Set exercise: Give only the number of lines that include the string "submitting".

Data for this task:
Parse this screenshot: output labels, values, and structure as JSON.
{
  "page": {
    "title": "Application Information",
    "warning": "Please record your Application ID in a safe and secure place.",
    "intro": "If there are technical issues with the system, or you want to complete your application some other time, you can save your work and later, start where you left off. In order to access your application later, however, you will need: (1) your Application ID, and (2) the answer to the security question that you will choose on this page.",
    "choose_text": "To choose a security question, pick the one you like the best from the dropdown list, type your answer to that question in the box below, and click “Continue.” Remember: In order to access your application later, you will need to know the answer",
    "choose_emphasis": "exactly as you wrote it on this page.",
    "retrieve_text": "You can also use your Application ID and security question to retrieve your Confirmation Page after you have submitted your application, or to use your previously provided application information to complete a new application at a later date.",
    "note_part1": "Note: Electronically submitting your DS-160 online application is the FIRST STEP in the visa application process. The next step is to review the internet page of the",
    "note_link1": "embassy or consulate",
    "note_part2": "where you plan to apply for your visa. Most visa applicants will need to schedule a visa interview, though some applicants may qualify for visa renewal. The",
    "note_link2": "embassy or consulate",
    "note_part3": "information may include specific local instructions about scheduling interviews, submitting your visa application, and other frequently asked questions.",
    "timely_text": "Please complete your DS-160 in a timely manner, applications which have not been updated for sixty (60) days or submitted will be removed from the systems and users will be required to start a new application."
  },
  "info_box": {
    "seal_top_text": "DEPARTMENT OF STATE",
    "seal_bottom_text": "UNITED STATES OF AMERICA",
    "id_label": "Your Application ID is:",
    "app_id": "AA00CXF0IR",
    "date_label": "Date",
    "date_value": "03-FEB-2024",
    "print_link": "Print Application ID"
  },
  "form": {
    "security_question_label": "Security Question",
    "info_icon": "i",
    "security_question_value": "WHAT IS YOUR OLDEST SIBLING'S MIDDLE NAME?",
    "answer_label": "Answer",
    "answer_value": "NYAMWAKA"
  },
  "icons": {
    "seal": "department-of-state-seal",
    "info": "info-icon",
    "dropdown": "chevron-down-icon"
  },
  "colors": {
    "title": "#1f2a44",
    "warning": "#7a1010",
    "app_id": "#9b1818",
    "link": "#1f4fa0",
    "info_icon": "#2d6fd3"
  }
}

Reply: 2